§ **GIVEN RECORDS**:
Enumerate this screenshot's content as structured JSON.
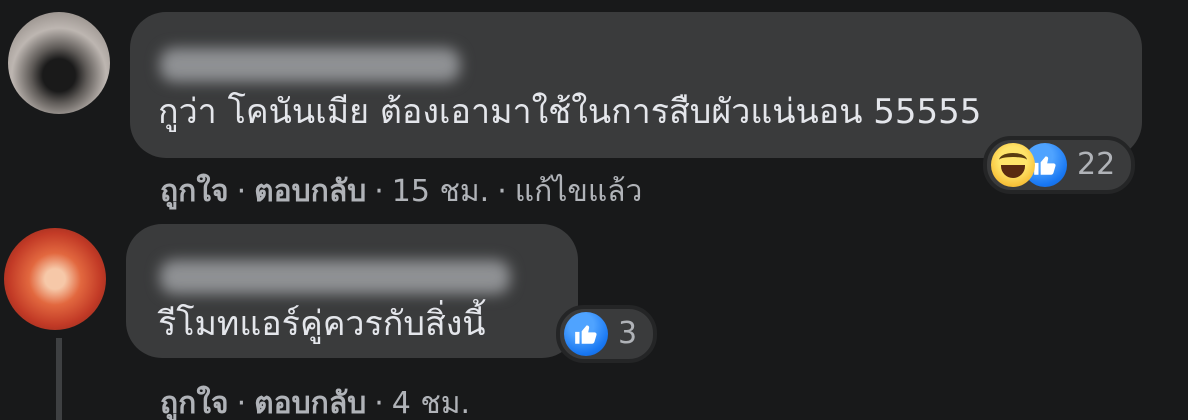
{
  "comments": [
    {
      "text": "กูว่า โคนันเมีย ต้องเอามาใช้ในการสืบผัวแน่นอน 55555",
      "reaction_count": "22",
      "reactions": [
        "haha-icon",
        "like-icon"
      ],
      "actions": {
        "like": "ถูกใจ",
        "reply": "ตอบกลับ",
        "time": "15 ชม.",
        "edited": "แก้ไขแล้ว"
      }
    },
    {
      "text": "รีโมทแอร์คู่ควรกับสิ่งนี้",
      "reaction_count": "3",
      "reactions": [
        "like-icon"
      ],
      "actions": {
        "like": "ถูกใจ",
        "reply": "ตอบกลับ",
        "time": "4 ชม."
      }
    }
  ],
  "separator": "·",
  "colors": {
    "background": "#18191a",
    "bubble": "#3a3b3c",
    "text": "#e4e6eb",
    "secondary_text": "#b0b3b8",
    "like_blue": "#1877f2",
    "haha_yellow": "#f7c13a"
  }
}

§ **EXERCISE**: Replicate the material above verbatim; images stay out of the copy.

§ **TASK OUTPUT**:
Enumerate this screenshot's content as structured JSON.
{
  "comments": [
    {
      "text": "กูว่า โคนันเมีย ต้องเอามาใช้ในการสืบผัวแน่นอน 55555",
      "reaction_count": "22",
      "reactions": [
        "haha-icon",
        "like-icon"
      ],
      "actions": {
        "like": "ถูกใจ",
        "reply": "ตอบกลับ",
        "time": "15 ชม.",
        "edited": "แก้ไขแล้ว"
      }
    },
    {
      "text": "รีโมทแอร์คู่ควรกับสิ่งนี้",
      "reaction_count": "3",
      "reactions": [
        "like-icon"
      ],
      "actions": {
        "like": "ถูกใจ",
        "reply": "ตอบกลับ",
        "time": "4 ชม."
      }
    }
  ],
  "separator": "·",
  "colors": {
    "background": "#18191a",
    "bubble": "#3a3b3c",
    "text": "#e4e6eb",
    "secondary_text": "#b0b3b8",
    "like_blue": "#1877f2",
    "haha_yellow": "#f7c13a"
  }
}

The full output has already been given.